WHAT YOU NEED TO DO:
Copy every line that contains the string "https" from the entries below.

[START OF MATERIAL FOR THIS TASK]

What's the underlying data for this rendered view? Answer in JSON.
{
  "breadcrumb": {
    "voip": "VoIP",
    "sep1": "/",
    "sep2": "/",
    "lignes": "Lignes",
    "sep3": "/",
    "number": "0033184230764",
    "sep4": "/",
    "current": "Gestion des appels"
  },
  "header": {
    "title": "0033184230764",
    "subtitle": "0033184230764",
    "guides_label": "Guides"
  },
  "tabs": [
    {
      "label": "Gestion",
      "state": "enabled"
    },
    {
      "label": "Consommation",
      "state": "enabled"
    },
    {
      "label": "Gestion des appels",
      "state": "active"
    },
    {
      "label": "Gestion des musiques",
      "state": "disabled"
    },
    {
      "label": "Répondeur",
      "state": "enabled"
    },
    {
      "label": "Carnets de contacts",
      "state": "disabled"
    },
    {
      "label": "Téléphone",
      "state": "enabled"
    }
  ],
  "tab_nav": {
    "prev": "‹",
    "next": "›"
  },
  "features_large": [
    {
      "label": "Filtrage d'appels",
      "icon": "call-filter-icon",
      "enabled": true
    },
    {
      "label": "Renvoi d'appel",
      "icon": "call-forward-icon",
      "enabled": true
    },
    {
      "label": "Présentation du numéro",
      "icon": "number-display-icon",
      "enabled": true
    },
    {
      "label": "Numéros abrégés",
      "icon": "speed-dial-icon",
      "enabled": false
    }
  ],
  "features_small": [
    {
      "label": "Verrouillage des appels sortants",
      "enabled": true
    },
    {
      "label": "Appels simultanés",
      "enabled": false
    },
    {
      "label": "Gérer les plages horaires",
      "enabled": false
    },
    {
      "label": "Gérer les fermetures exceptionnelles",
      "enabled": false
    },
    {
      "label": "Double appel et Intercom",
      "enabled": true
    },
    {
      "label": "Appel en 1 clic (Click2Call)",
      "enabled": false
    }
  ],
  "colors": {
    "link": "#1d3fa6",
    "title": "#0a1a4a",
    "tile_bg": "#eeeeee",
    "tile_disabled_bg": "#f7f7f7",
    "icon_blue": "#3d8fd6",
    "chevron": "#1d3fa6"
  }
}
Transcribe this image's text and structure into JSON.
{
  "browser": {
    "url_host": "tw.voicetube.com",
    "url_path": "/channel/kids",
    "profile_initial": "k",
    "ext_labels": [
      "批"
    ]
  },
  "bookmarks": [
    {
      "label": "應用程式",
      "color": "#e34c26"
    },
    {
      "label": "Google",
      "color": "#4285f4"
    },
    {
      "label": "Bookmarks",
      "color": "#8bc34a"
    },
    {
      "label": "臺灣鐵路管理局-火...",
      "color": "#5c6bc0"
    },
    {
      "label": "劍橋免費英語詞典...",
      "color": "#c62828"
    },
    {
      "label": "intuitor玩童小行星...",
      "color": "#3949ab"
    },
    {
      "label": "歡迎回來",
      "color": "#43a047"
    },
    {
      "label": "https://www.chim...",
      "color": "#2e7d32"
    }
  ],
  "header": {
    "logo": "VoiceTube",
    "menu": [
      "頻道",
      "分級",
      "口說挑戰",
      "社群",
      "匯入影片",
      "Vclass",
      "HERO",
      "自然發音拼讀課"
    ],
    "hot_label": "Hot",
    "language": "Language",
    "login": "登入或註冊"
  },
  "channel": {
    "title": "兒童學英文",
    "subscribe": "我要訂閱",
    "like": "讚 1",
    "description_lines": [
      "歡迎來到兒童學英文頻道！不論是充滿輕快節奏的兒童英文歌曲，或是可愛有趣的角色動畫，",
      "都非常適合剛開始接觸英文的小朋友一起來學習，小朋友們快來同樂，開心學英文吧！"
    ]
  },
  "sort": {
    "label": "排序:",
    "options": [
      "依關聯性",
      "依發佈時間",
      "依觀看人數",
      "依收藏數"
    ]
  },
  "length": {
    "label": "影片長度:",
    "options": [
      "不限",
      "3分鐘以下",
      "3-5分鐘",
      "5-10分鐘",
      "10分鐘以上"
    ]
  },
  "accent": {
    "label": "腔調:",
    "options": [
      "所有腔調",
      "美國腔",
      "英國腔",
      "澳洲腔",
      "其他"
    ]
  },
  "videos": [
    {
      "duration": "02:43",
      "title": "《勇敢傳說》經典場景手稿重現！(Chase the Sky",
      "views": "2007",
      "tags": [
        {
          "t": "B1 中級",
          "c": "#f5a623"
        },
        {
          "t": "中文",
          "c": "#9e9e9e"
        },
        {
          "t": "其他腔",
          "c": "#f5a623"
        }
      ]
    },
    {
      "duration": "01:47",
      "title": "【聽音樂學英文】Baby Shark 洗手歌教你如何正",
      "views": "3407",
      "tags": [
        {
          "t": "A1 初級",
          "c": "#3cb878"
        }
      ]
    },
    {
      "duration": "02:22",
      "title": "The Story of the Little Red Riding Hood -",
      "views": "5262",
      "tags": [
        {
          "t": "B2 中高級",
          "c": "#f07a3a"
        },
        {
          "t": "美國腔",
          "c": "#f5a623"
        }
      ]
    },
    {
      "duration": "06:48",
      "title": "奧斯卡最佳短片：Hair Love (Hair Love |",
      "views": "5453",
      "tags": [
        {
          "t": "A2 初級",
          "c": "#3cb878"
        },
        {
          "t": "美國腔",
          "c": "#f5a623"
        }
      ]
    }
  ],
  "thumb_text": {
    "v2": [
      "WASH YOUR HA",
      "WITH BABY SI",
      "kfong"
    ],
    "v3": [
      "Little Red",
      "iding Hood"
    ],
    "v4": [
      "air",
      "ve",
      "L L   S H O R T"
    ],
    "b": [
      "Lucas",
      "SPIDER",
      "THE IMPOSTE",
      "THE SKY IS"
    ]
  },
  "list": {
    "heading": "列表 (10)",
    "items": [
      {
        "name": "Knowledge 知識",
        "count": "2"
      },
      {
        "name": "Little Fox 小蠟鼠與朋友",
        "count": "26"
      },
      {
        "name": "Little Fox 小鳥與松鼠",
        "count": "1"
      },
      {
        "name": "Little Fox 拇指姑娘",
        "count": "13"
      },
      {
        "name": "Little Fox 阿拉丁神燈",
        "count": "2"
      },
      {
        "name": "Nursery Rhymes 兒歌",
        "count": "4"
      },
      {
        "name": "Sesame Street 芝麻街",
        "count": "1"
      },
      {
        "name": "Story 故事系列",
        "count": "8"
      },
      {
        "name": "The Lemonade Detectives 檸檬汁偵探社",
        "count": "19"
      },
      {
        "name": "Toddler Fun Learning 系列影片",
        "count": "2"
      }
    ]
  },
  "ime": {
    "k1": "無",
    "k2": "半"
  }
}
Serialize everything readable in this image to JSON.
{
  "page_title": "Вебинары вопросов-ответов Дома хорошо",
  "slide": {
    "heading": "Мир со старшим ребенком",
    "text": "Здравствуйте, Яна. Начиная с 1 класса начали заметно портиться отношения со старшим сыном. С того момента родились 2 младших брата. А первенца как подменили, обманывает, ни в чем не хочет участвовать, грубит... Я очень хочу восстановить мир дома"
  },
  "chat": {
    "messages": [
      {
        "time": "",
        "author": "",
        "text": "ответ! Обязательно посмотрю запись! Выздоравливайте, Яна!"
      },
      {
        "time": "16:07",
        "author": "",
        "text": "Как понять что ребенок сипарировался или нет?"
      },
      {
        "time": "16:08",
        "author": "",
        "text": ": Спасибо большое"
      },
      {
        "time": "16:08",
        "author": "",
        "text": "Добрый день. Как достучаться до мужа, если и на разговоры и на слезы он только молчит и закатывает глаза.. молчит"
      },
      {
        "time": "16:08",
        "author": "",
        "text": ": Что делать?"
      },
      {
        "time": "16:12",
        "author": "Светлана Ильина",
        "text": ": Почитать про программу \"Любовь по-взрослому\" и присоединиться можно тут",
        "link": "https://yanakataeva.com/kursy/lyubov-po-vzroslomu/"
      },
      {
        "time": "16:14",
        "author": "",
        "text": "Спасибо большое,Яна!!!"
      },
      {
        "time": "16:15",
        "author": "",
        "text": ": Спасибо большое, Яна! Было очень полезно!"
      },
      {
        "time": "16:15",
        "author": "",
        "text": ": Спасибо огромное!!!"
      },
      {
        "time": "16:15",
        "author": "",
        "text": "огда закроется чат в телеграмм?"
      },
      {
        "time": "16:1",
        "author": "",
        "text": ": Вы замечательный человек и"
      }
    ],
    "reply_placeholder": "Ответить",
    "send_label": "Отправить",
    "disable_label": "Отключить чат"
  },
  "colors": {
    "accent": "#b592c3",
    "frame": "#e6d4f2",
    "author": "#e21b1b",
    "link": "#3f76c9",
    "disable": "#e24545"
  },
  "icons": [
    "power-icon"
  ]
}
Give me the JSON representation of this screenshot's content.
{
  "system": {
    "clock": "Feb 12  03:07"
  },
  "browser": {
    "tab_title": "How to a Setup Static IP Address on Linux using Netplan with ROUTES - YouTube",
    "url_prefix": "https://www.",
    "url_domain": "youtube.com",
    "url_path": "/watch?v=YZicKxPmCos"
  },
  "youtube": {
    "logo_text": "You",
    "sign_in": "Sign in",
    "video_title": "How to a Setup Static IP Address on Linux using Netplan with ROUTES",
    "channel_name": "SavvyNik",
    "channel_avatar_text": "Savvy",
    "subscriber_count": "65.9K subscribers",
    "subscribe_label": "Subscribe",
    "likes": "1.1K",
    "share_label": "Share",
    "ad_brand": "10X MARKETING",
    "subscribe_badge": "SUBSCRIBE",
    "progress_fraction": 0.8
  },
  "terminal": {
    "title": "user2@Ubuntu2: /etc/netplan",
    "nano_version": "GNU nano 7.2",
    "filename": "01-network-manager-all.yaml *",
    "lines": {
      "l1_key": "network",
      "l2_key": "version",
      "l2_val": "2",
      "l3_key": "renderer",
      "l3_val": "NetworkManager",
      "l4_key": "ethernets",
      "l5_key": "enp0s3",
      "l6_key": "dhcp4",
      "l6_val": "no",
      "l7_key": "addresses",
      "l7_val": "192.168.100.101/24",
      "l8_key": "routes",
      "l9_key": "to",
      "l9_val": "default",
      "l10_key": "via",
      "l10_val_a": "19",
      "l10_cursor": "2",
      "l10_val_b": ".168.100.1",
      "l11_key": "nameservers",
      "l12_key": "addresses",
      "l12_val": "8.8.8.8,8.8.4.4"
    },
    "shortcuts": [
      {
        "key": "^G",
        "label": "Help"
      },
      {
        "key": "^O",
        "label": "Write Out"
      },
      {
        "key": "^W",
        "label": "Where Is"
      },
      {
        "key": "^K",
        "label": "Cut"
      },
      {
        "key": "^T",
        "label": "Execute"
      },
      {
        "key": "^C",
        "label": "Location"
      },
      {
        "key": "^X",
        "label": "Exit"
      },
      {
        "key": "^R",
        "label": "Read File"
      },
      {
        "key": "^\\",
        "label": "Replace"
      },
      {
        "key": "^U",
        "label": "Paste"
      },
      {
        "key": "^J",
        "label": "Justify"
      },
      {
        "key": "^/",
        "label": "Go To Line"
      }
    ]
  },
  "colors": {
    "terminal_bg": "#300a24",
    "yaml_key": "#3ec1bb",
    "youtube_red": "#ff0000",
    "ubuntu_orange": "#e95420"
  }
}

[END OF MATERIAL FOR THIS TASK]

SOLUTION TO THE PROBLEM:
      "label": "https://www.chim...",
        "link": "https://yanakataeva.com/kursy/lyubov-po-vzroslomu/"
    "url_prefix": "https://www.",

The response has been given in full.